WHAT IS BEING ASKED ▸
Render every entry verbatim.

EXERCISE DATA ▸
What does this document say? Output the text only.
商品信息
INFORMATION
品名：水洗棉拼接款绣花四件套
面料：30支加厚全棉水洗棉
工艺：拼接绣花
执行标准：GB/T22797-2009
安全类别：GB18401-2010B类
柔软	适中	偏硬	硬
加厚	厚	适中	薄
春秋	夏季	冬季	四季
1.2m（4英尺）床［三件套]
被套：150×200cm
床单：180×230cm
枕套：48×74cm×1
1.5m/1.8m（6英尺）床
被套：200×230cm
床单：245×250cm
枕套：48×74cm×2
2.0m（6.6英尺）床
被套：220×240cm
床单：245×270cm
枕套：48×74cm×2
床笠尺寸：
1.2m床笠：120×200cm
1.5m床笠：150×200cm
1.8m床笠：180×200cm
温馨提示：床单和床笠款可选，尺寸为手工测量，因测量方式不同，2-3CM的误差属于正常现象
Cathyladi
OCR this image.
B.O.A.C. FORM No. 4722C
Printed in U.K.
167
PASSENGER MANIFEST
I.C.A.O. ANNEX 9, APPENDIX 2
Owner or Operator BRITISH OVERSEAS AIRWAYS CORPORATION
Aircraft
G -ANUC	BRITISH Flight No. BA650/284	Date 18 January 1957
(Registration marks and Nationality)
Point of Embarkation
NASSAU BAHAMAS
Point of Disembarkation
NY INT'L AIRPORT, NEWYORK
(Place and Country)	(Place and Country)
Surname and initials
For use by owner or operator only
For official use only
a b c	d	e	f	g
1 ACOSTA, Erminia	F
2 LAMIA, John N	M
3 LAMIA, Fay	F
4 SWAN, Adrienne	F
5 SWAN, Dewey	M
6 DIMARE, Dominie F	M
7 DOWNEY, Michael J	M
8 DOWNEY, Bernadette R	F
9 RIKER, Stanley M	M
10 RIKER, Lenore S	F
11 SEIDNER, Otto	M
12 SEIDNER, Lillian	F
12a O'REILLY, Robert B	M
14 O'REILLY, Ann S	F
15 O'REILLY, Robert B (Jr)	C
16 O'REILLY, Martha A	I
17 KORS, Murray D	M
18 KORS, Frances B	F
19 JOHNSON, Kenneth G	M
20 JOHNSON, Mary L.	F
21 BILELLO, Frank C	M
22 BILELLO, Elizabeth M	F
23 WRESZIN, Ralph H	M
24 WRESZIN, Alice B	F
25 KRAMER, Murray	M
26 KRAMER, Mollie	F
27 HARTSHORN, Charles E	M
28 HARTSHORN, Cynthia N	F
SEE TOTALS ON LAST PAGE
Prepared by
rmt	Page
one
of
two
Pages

REPLY ▸
What does this document say? Output the text only.
商品信息
INFORMATION
品名：水洗棉拼接款绣花四件套
面料：30支加厚全棉水洗棉
工艺：拼接绣花
执行标准：GB/T22797-2009
安全类别：GB18401-2010B类
柔软	适中	偏硬	硬
加厚	厚	适中	薄
春秋	夏季	冬季	四季
1.2m（4英尺）床［三件套]
被套：150×200cm
床单：180×230cm
枕套：48×74cm×1
1.5m/1.8m（6英尺）床
被套：200×230cm
床单：245×250cm
枕套：48×74cm×2
2.0m（6.6英尺）床
被套：220×240cm
床单：245×270cm
枕套：48×74cm×2
床笠尺寸：
1.2m床笠：120×200cm
1.5m床笠：150×200cm
1.8m床笠：180×200cm
温馨提示：床单和床笠款可选，尺寸为手工测量，因测量方式不同，2-3CM的误差属于正常现象
Cathyladi
OCR this image.
B.O.A.C. FORM No. 4722C
Printed in U.K.
167
PASSENGER MANIFEST
I.C.A.O. ANNEX 9, APPENDIX 2
Owner or Operator BRITISH OVERSEAS AIRWAYS CORPORATION
Aircraft
G -ANUC	BRITISH Flight No. BA650/284	Date 18 January 1957
(Registration marks and Nationality)
Point of Embarkation
NASSAU BAHAMAS
Point of Disembarkation
NY INT'L AIRPORT, NEWYORK
(Place and Country)	(Place and Country)
Surname and initials
For use by owner or operator only
For official use only
a b c	d	e	f	g
1 ACOSTA, Erminia	F
2 LAMIA, John N	M
3 LAMIA, Fay	F
4 SWAN, Adrienne	F
5 SWAN, Dewey	M
6 DIMARE, Dominie F	M
7 DOWNEY, Michael J	M
8 DOWNEY, Bernadette R	F
9 RIKER, Stanley M	M
10 RIKER, Lenore S	F
11 SEIDNER, Otto	M
12 SEIDNER, Lillian	F
12a O'REILLY, Robert B	M
14 O'REILLY, Ann S	F
15 O'REILLY, Robert B (Jr)	C
16 O'REILLY, Martha A	I
17 KORS, Murray D	M
18 KORS, Frances B	F
19 JOHNSON, Kenneth G	M
20 JOHNSON, Mary L.	F
21 BILELLO, Frank C	M
22 BILELLO, Elizabeth M	F
23 WRESZIN, Ralph H	M
24 WRESZIN, Alice B	F
25 KRAMER, Murray	M
26 KRAMER, Mollie	F
27 HARTSHORN, Charles E	M
28 HARTSHORN, Cynthia N	F
SEE TOTALS ON LAST PAGE
Prepared by
rmt	Page
one
of
two
Pages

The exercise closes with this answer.